> **TO BE DONE**
Copy out every line that contains "JSON".

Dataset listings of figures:
———

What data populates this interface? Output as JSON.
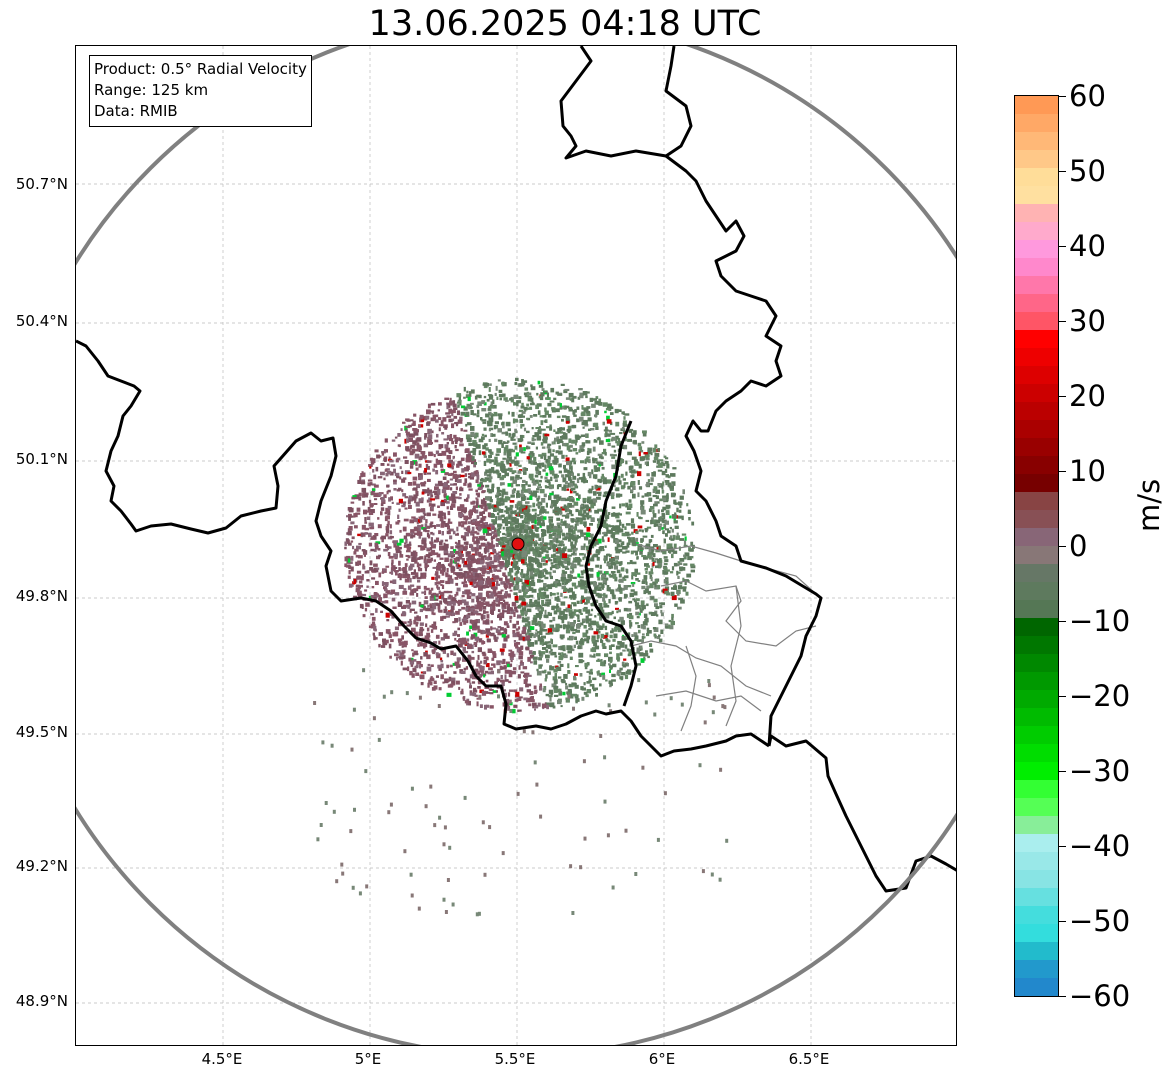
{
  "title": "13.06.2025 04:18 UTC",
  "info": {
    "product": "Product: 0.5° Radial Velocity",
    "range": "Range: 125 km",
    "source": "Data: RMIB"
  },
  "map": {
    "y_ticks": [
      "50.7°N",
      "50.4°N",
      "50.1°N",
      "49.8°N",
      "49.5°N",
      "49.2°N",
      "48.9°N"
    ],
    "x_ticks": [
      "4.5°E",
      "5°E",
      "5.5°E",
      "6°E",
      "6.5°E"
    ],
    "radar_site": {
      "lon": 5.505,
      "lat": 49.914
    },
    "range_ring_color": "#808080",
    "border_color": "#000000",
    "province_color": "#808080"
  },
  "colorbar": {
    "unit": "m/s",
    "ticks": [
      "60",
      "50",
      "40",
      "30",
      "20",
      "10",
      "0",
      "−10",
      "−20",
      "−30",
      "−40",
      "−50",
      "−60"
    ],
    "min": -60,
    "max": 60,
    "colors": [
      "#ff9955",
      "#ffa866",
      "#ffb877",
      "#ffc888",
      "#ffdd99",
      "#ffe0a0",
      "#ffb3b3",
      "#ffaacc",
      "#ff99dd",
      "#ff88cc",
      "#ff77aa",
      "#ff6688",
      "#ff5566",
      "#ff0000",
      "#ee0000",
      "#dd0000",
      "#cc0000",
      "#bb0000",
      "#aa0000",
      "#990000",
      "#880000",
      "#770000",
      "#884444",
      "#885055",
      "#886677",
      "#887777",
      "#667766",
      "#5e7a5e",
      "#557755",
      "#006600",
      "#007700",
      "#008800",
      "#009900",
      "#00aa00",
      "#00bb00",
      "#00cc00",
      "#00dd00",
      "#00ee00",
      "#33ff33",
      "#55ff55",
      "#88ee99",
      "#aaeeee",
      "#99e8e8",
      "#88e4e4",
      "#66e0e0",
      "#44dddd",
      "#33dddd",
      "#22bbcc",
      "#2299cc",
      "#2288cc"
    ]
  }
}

———

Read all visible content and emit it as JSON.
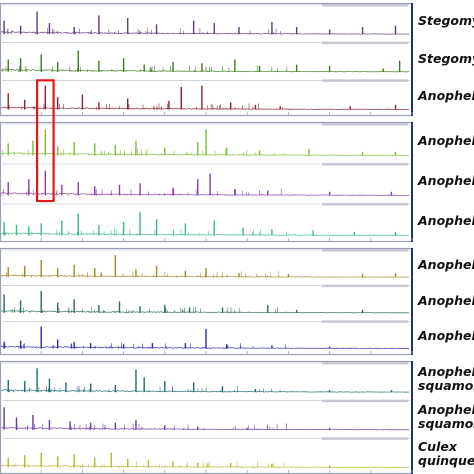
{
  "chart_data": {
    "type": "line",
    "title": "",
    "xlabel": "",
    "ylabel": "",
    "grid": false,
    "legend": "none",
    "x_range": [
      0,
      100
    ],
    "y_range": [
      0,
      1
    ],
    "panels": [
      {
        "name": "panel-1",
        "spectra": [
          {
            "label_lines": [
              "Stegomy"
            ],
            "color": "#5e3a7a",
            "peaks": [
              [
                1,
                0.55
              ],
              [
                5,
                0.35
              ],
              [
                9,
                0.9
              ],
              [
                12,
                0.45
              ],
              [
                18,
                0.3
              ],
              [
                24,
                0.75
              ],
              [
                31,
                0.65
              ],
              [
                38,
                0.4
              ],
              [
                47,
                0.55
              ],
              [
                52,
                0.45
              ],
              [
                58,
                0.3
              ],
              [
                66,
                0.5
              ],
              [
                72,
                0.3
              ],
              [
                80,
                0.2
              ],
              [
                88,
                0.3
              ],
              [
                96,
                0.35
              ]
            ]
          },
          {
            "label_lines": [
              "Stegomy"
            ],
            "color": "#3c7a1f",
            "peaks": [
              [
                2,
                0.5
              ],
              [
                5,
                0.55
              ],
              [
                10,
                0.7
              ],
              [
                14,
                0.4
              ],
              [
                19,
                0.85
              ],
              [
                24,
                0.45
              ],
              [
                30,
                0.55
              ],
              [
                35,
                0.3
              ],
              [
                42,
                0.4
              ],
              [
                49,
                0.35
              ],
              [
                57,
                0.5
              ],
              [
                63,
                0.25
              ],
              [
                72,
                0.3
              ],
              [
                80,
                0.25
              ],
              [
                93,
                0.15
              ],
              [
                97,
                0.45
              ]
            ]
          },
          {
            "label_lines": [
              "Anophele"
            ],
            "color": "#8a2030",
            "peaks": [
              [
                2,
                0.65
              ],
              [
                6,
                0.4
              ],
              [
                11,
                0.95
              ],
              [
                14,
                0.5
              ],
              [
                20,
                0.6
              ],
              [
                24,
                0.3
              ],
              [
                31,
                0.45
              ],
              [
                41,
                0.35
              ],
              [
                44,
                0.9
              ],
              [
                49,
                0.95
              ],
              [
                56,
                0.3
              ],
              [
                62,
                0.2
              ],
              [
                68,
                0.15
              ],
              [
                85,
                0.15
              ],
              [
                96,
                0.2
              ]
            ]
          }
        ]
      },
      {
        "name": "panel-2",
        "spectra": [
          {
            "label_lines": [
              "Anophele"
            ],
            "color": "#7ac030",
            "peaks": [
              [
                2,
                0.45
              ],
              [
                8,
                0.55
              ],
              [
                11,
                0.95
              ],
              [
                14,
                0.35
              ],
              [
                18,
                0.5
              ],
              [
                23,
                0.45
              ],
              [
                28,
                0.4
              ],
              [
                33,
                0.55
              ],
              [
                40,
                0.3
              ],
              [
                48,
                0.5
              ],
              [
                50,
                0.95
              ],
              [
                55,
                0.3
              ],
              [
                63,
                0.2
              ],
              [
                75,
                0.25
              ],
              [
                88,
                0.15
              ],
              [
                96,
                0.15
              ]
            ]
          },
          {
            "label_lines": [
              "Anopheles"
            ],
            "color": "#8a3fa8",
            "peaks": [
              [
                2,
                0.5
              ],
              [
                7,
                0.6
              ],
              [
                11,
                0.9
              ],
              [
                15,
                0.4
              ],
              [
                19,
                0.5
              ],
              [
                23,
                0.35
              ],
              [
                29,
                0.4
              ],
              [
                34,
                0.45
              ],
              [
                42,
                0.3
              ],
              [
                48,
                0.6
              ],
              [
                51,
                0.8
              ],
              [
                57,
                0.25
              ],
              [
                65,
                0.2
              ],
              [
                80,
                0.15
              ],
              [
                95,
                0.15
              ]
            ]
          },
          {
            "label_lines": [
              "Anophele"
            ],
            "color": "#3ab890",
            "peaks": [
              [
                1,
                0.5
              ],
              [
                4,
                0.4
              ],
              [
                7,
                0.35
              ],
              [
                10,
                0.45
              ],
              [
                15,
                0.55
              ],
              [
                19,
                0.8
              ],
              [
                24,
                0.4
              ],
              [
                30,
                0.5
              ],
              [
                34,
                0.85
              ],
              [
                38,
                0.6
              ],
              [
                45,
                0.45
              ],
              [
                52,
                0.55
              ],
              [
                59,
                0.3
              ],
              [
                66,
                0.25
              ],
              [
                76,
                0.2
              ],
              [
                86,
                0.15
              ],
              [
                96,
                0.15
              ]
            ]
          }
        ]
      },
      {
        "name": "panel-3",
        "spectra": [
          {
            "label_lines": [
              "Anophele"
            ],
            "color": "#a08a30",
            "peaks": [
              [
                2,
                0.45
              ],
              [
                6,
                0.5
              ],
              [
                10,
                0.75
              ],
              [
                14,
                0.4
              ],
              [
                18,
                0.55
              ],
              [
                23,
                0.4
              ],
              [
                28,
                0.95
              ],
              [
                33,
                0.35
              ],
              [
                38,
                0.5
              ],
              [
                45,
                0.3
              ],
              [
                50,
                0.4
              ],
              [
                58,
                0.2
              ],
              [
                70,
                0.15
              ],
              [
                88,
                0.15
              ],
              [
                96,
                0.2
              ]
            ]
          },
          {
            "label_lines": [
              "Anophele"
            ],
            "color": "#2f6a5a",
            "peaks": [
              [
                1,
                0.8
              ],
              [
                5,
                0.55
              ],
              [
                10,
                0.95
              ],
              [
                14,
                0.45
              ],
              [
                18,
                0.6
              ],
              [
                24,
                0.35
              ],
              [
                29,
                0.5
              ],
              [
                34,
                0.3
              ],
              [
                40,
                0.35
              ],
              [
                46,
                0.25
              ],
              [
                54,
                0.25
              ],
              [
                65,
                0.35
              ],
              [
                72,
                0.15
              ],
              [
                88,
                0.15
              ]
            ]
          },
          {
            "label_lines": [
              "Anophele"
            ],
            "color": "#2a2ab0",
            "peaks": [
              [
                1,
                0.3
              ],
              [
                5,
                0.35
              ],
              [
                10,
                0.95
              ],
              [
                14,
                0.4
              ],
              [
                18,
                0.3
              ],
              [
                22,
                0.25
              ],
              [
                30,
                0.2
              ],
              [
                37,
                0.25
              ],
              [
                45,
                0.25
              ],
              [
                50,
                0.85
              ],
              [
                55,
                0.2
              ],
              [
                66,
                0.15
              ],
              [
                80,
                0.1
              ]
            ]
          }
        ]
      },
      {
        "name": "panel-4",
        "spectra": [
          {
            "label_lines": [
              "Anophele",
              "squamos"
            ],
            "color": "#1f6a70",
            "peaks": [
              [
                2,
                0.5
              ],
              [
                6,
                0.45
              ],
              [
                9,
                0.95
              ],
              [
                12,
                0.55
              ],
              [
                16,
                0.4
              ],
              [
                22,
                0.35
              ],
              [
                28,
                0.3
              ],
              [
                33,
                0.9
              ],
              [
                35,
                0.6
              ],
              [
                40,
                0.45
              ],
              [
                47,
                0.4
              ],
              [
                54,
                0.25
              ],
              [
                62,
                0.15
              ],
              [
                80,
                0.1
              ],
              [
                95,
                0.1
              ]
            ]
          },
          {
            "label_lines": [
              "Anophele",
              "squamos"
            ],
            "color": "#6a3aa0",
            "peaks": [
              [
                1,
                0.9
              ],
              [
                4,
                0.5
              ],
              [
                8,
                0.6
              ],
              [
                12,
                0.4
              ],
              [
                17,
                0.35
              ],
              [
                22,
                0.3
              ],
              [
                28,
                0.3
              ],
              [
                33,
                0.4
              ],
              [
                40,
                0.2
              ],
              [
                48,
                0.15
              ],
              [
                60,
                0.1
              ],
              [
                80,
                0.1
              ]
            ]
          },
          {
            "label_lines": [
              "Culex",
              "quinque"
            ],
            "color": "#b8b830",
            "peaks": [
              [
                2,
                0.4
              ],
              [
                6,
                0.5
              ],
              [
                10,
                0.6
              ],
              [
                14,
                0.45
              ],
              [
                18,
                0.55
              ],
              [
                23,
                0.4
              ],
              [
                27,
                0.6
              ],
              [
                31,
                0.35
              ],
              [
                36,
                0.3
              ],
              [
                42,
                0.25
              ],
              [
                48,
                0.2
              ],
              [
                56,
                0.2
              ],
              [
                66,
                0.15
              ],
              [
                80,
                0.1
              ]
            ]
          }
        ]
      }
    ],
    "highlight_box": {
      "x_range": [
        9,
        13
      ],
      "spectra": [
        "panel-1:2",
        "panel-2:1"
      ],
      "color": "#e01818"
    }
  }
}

———

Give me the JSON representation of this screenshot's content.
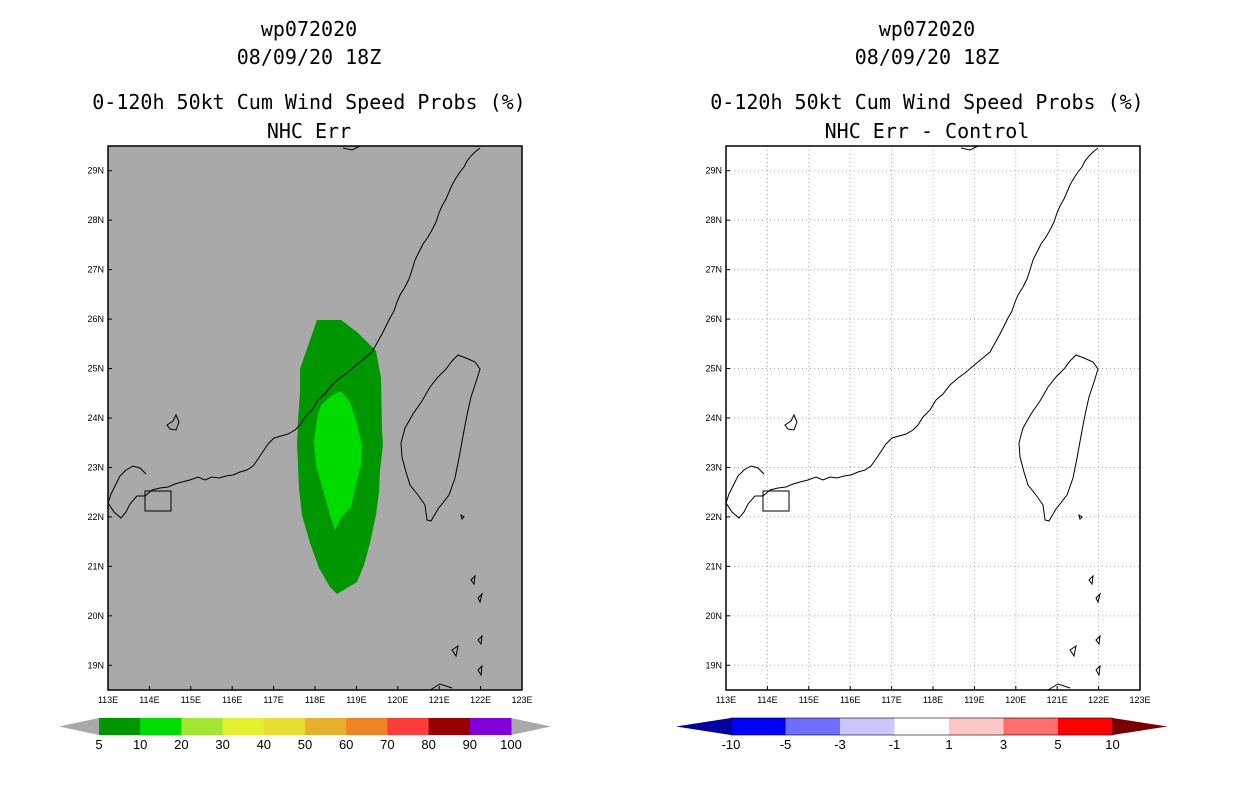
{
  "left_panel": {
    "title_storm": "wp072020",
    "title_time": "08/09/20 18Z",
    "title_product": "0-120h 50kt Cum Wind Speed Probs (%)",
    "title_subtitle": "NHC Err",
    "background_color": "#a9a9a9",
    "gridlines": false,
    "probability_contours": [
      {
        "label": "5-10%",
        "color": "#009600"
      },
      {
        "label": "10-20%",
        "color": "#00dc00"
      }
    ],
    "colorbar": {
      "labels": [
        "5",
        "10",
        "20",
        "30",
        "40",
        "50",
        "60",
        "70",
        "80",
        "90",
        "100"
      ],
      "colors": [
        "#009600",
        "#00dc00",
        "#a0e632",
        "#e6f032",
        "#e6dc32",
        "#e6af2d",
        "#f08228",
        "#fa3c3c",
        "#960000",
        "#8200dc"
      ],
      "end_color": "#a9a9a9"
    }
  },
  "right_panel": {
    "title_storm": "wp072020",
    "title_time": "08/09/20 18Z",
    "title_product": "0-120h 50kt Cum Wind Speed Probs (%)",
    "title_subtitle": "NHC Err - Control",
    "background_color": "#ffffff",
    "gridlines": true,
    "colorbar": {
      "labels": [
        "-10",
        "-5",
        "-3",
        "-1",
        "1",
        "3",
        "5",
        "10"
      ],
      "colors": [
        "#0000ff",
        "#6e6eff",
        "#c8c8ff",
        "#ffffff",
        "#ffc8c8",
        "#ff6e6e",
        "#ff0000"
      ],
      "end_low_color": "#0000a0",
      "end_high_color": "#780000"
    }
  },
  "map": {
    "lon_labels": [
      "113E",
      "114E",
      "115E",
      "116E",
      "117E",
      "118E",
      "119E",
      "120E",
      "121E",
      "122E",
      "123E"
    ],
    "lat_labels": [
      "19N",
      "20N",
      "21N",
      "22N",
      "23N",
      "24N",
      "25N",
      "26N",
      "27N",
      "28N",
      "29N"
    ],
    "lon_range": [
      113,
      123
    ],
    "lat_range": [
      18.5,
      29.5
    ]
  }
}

———

> **RESULT FOR THIS EXERCISE**
What data populates this interface? Output as JSON.
Read all visible content and emit it as JSON.
Give me the JSON representation of this screenshot's content.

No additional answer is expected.